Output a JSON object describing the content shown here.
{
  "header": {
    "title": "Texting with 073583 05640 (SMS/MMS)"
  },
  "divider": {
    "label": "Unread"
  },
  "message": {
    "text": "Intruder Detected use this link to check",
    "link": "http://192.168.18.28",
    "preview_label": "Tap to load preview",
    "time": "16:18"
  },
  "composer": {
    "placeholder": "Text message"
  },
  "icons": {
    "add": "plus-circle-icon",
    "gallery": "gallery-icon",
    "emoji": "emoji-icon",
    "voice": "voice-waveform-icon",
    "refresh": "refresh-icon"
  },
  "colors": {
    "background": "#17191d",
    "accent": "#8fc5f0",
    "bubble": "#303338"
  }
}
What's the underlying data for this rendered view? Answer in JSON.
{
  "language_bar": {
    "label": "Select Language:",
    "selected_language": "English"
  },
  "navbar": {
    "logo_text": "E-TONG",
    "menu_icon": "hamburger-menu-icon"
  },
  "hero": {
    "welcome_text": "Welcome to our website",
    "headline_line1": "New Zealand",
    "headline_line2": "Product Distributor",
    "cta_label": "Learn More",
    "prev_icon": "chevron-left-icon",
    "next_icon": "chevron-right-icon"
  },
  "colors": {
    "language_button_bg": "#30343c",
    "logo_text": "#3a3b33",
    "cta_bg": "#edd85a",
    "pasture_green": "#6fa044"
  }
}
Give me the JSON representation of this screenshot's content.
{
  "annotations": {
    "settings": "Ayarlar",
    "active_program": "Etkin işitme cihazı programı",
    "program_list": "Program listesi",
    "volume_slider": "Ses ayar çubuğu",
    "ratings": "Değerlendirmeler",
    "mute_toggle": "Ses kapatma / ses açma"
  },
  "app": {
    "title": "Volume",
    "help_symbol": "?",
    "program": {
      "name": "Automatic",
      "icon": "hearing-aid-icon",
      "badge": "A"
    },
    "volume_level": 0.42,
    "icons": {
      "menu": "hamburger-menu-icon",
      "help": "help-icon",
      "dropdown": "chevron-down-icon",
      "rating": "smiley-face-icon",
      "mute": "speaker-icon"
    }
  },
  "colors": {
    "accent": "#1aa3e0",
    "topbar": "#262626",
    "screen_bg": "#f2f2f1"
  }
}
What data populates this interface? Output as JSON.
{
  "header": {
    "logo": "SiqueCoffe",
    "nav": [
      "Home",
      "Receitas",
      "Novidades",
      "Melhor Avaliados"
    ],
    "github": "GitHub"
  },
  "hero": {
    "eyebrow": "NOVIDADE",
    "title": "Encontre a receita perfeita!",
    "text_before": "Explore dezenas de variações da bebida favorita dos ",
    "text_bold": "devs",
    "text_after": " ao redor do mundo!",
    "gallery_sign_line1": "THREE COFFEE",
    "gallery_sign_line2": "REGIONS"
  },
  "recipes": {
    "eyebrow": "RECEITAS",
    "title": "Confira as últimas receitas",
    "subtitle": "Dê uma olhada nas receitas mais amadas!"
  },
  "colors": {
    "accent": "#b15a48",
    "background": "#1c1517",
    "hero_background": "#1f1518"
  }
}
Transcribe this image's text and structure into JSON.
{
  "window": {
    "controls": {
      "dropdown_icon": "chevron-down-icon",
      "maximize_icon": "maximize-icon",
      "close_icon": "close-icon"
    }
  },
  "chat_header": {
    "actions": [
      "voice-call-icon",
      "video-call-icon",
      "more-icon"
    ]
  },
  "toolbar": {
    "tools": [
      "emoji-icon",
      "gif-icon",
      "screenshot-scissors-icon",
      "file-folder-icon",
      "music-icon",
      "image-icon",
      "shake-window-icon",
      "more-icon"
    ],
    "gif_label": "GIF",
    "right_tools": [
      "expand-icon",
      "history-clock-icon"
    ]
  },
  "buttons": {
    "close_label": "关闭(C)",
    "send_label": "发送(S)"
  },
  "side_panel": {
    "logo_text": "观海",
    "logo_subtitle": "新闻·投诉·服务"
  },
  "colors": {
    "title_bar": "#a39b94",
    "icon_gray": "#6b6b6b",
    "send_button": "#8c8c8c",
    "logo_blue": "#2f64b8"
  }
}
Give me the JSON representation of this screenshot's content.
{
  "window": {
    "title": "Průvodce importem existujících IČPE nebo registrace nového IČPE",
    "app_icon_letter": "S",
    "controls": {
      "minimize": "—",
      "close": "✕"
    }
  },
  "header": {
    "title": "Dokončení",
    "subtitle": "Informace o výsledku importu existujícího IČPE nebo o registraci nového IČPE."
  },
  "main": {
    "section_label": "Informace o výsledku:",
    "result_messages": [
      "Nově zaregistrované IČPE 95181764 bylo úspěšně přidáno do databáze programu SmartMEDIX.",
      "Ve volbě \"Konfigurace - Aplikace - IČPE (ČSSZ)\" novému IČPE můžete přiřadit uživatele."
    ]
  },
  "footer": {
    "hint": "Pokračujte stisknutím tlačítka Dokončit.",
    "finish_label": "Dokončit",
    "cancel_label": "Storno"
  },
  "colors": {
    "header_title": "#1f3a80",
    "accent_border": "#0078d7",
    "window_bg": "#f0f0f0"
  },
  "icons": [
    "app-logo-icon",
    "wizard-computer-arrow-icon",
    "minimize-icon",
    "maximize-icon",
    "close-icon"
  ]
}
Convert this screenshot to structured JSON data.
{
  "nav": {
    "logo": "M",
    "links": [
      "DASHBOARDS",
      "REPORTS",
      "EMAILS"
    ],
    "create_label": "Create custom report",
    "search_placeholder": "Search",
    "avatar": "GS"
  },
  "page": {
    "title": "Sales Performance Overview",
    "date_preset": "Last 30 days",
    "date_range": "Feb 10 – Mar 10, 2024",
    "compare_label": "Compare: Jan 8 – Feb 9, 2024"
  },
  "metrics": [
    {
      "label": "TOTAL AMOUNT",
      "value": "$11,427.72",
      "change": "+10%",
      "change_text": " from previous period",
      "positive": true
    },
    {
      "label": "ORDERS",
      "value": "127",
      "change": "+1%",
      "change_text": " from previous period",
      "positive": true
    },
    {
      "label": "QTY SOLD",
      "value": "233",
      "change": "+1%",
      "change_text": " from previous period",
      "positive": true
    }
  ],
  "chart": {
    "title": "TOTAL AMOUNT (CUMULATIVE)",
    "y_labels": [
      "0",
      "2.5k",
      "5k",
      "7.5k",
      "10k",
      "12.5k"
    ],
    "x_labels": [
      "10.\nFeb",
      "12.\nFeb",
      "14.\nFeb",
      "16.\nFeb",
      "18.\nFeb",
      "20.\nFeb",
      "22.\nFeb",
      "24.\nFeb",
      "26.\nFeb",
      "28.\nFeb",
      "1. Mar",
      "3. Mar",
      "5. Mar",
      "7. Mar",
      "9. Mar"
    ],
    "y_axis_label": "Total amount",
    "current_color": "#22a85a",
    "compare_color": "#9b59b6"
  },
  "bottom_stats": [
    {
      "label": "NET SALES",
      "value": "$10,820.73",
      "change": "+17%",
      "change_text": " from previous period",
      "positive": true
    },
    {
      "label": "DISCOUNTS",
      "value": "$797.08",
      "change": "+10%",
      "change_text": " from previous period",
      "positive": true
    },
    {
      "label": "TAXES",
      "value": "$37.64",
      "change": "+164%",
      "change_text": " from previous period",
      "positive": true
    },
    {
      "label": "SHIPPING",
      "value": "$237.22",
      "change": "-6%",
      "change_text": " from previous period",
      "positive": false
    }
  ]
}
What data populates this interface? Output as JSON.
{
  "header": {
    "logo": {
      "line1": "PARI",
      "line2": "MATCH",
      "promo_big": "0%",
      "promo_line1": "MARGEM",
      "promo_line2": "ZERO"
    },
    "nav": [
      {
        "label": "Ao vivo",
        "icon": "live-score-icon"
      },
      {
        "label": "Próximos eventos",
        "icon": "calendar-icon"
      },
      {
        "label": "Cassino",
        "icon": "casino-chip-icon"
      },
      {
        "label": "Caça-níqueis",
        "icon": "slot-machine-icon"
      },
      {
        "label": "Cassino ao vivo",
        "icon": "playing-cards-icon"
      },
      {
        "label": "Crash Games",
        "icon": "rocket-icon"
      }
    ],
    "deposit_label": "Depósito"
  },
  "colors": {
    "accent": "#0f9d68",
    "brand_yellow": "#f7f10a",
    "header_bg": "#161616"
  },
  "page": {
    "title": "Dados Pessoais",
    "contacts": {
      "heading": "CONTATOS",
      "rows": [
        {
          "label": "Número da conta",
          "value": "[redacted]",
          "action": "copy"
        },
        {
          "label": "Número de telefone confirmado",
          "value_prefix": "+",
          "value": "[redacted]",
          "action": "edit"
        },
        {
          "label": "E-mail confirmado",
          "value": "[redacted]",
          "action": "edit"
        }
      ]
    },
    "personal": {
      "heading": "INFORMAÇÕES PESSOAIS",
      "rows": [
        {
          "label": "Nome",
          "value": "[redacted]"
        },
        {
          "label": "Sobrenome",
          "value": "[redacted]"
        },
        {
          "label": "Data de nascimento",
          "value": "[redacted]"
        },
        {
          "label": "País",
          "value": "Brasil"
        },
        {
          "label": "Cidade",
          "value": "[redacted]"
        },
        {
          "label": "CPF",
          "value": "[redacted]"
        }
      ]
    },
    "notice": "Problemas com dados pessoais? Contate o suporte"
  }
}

* STATED PROBLEM
Search the data above for the string "this" and copy each line that has it.

* ANSWER IN FULL
    "text": "Intruder Detected use this link to check",
What's the underlying data for this rendered view? Answer in JSON.
Give me the JSON representation of this screenshot's content.
What data populates this interface? Output as JSON.
Transcribe this image's text and structure into JSON.
Give me the JSON representation of this screenshot's content.
Convert this screenshot to structured JSON data.
What data populates this interface? Output as JSON.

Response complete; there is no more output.